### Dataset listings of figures
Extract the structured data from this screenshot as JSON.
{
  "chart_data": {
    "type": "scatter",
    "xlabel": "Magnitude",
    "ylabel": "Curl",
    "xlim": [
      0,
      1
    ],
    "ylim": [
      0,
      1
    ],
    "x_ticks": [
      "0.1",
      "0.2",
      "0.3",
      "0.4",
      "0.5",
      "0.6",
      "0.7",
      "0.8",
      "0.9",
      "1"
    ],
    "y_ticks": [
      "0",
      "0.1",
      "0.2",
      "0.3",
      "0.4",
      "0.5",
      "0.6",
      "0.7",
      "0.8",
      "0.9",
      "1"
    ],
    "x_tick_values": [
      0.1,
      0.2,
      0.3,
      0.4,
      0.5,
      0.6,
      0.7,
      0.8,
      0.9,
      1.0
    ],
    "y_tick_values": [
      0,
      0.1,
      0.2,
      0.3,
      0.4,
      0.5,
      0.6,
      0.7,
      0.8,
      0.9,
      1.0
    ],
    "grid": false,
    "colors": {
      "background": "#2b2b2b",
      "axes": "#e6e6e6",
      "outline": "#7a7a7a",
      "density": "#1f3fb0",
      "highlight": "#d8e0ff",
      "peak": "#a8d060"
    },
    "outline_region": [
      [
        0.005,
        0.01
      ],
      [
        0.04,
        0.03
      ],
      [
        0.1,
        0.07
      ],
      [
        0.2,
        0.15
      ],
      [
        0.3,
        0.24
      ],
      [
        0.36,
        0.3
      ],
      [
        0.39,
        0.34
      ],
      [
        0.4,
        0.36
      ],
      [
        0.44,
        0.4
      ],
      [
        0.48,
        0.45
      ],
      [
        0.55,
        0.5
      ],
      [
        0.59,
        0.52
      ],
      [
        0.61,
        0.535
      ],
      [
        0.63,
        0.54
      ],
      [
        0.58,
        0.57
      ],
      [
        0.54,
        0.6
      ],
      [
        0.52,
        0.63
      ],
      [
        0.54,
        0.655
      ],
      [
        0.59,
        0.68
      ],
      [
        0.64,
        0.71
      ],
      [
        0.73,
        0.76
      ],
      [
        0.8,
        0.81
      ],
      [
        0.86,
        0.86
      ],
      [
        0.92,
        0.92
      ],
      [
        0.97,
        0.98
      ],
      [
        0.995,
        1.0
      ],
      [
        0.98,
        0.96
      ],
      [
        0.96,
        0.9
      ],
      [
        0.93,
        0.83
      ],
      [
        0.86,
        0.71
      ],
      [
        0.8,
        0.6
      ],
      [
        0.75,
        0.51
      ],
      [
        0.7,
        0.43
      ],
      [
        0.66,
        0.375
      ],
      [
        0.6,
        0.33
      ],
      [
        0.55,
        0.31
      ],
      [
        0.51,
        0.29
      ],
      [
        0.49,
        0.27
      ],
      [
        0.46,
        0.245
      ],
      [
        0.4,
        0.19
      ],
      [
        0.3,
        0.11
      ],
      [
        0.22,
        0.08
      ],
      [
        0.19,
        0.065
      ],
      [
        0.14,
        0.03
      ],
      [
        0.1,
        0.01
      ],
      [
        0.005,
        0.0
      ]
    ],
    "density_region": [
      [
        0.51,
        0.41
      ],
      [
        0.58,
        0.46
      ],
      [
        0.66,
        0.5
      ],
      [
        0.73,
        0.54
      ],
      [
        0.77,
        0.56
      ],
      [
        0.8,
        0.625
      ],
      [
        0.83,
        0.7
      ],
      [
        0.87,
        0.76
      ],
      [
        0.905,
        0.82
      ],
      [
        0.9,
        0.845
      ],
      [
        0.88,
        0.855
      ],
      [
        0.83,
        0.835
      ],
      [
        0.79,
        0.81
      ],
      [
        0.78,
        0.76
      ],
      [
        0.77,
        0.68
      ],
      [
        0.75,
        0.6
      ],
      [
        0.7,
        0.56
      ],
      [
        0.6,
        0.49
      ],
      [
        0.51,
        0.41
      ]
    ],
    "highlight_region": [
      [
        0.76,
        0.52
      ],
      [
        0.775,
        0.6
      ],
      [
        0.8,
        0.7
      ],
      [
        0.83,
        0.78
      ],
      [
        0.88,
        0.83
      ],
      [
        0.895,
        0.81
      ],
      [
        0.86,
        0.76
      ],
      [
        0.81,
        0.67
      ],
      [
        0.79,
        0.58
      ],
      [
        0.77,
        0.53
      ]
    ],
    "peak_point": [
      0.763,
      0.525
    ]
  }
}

### PROMPT
Retype the entries one by one, exactly.

### THE ANSWER
Extract the structured data from this screenshot as JSON.
{
  "chart_data": {
    "type": "scatter",
    "xlabel": "Magnitude",
    "ylabel": "Curl",
    "xlim": [
      0,
      1
    ],
    "ylim": [
      0,
      1
    ],
    "x_ticks": [
      "0.1",
      "0.2",
      "0.3",
      "0.4",
      "0.5",
      "0.6",
      "0.7",
      "0.8",
      "0.9",
      "1"
    ],
    "y_ticks": [
      "0",
      "0.1",
      "0.2",
      "0.3",
      "0.4",
      "0.5",
      "0.6",
      "0.7",
      "0.8",
      "0.9",
      "1"
    ],
    "x_tick_values": [
      0.1,
      0.2,
      0.3,
      0.4,
      0.5,
      0.6,
      0.7,
      0.8,
      0.9,
      1.0
    ],
    "y_tick_values": [
      0,
      0.1,
      0.2,
      0.3,
      0.4,
      0.5,
      0.6,
      0.7,
      0.8,
      0.9,
      1.0
    ],
    "grid": false,
    "colors": {
      "background": "#2b2b2b",
      "axes": "#e6e6e6",
      "outline": "#7a7a7a",
      "density": "#1f3fb0",
      "highlight": "#d8e0ff",
      "peak": "#a8d060"
    },
    "outline_region": [
      [
        0.005,
        0.01
      ],
      [
        0.04,
        0.03
      ],
      [
        0.1,
        0.07
      ],
      [
        0.2,
        0.15
      ],
      [
        0.3,
        0.24
      ],
      [
        0.36,
        0.3
      ],
      [
        0.39,
        0.34
      ],
      [
        0.4,
        0.36
      ],
      [
        0.44,
        0.4
      ],
      [
        0.48,
        0.45
      ],
      [
        0.55,
        0.5
      ],
      [
        0.59,
        0.52
      ],
      [
        0.61,
        0.535
      ],
      [
        0.63,
        0.54
      ],
      [
        0.58,
        0.57
      ],
      [
        0.54,
        0.6
      ],
      [
        0.52,
        0.63
      ],
      [
        0.54,
        0.655
      ],
      [
        0.59,
        0.68
      ],
      [
        0.64,
        0.71
      ],
      [
        0.73,
        0.76
      ],
      [
        0.8,
        0.81
      ],
      [
        0.86,
        0.86
      ],
      [
        0.92,
        0.92
      ],
      [
        0.97,
        0.98
      ],
      [
        0.995,
        1.0
      ],
      [
        0.98,
        0.96
      ],
      [
        0.96,
        0.9
      ],
      [
        0.93,
        0.83
      ],
      [
        0.86,
        0.71
      ],
      [
        0.8,
        0.6
      ],
      [
        0.75,
        0.51
      ],
      [
        0.7,
        0.43
      ],
      [
        0.66,
        0.375
      ],
      [
        0.6,
        0.33
      ],
      [
        0.55,
        0.31
      ],
      [
        0.51,
        0.29
      ],
      [
        0.49,
        0.27
      ],
      [
        0.46,
        0.245
      ],
      [
        0.4,
        0.19
      ],
      [
        0.3,
        0.11
      ],
      [
        0.22,
        0.08
      ],
      [
        0.19,
        0.065
      ],
      [
        0.14,
        0.03
      ],
      [
        0.1,
        0.01
      ],
      [
        0.005,
        0.0
      ]
    ],
    "density_region": [
      [
        0.51,
        0.41
      ],
      [
        0.58,
        0.46
      ],
      [
        0.66,
        0.5
      ],
      [
        0.73,
        0.54
      ],
      [
        0.77,
        0.56
      ],
      [
        0.8,
        0.625
      ],
      [
        0.83,
        0.7
      ],
      [
        0.87,
        0.76
      ],
      [
        0.905,
        0.82
      ],
      [
        0.9,
        0.845
      ],
      [
        0.88,
        0.855
      ],
      [
        0.83,
        0.835
      ],
      [
        0.79,
        0.81
      ],
      [
        0.78,
        0.76
      ],
      [
        0.77,
        0.68
      ],
      [
        0.75,
        0.6
      ],
      [
        0.7,
        0.56
      ],
      [
        0.6,
        0.49
      ],
      [
        0.51,
        0.41
      ]
    ],
    "highlight_region": [
      [
        0.76,
        0.52
      ],
      [
        0.775,
        0.6
      ],
      [
        0.8,
        0.7
      ],
      [
        0.83,
        0.78
      ],
      [
        0.88,
        0.83
      ],
      [
        0.895,
        0.81
      ],
      [
        0.86,
        0.76
      ],
      [
        0.81,
        0.67
      ],
      [
        0.79,
        0.58
      ],
      [
        0.77,
        0.53
      ]
    ],
    "peak_point": [
      0.763,
      0.525
    ]
  }
}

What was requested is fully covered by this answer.